## BEGIN The input

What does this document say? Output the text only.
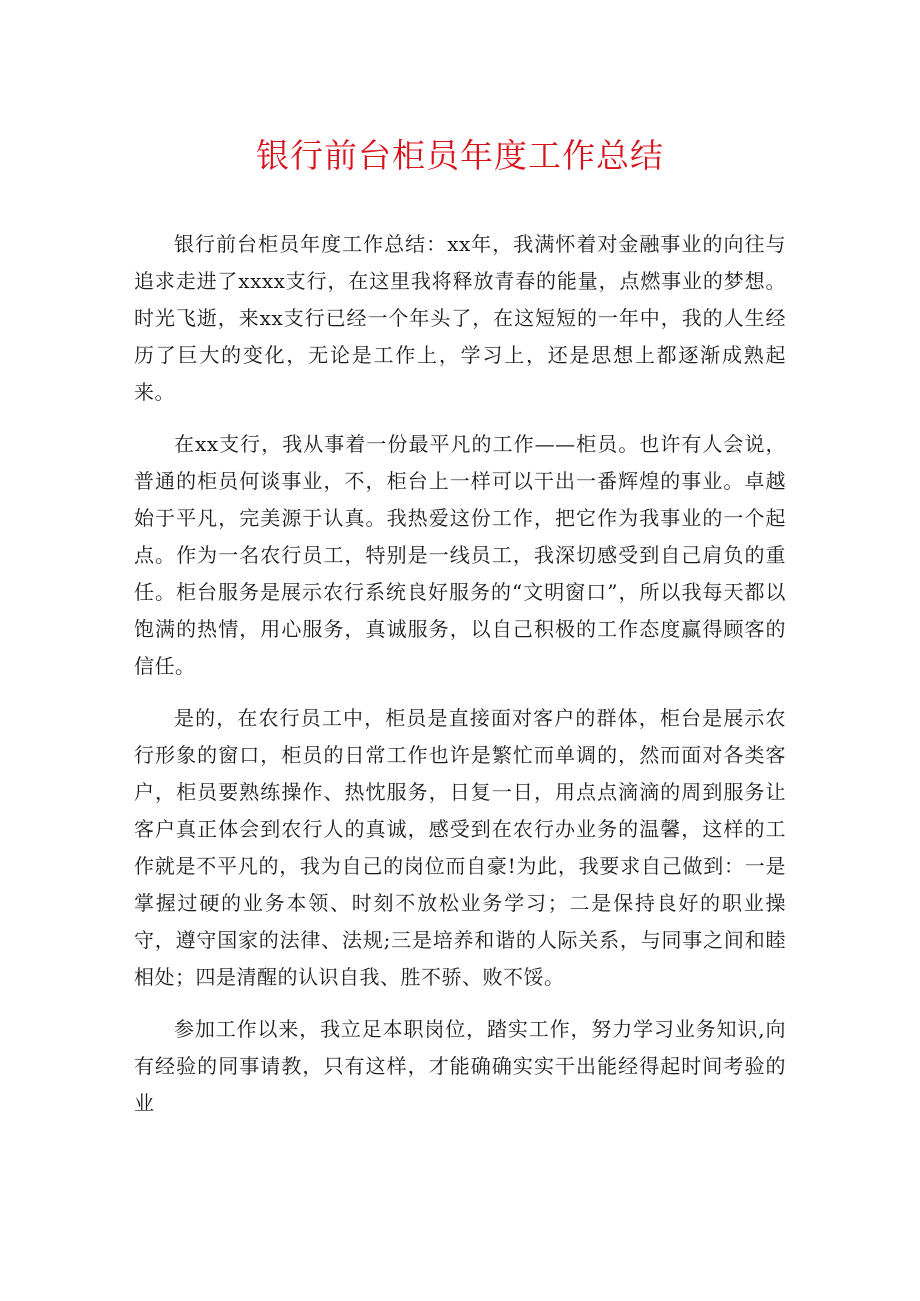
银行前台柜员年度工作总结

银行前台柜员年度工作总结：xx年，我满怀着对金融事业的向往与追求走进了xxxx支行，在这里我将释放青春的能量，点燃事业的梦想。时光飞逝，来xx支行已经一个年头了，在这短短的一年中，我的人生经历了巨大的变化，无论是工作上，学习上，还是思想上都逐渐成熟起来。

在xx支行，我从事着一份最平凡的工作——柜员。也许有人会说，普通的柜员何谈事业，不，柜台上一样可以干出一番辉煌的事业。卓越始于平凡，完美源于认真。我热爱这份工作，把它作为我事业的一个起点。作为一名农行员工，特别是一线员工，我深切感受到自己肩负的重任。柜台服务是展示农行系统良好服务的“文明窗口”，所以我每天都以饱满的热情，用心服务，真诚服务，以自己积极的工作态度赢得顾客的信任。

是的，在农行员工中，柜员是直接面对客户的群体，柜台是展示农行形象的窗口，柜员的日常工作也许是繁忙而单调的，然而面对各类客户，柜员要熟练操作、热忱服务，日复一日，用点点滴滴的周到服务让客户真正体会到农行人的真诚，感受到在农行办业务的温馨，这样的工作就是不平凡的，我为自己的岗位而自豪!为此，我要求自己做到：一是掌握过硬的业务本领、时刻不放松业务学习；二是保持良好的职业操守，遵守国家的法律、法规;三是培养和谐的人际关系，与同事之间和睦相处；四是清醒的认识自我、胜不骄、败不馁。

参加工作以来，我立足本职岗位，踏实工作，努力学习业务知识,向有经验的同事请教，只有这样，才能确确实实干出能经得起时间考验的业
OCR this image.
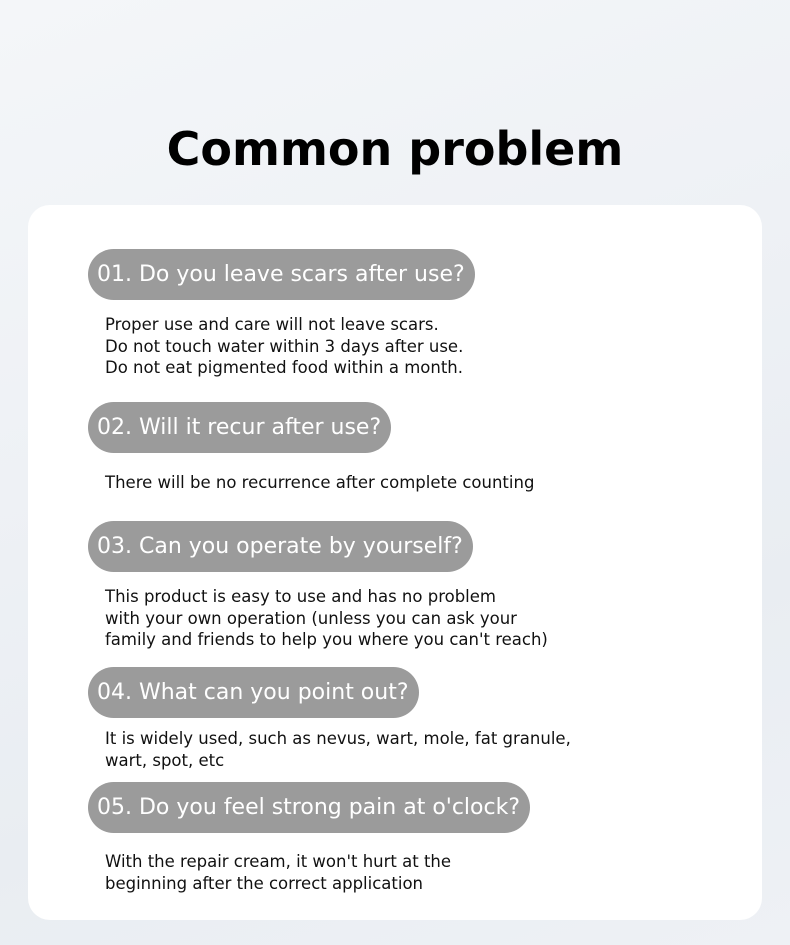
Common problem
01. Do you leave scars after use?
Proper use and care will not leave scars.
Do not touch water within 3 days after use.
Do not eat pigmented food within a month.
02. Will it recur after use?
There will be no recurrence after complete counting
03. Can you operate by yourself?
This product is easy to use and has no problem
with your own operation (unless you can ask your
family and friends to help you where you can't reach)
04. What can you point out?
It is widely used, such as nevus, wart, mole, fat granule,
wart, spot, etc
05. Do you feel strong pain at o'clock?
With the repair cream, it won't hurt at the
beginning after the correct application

## END The input

• **What is being asked**
Write out, exactly as given, the line containing "OCR this image." and every line after it through the end, with no pictures.

• **Task solution**
OCR this image.
Common problem
01. Do you leave scars after use?
Proper use and care will not leave scars.
Do not touch water within 3 days after use.
Do not eat pigmented food within a month.
02. Will it recur after use?
There will be no recurrence after complete counting
03. Can you operate by yourself?
This product is easy to use and has no problem
with your own operation (unless you can ask your
family and friends to help you where you can't reach)
04. What can you point out?
It is widely used, such as nevus, wart, mole, fat granule,
wart, spot, etc
05. Do you feel strong pain at o'clock?
With the repair cream, it won't hurt at the
beginning after the correct application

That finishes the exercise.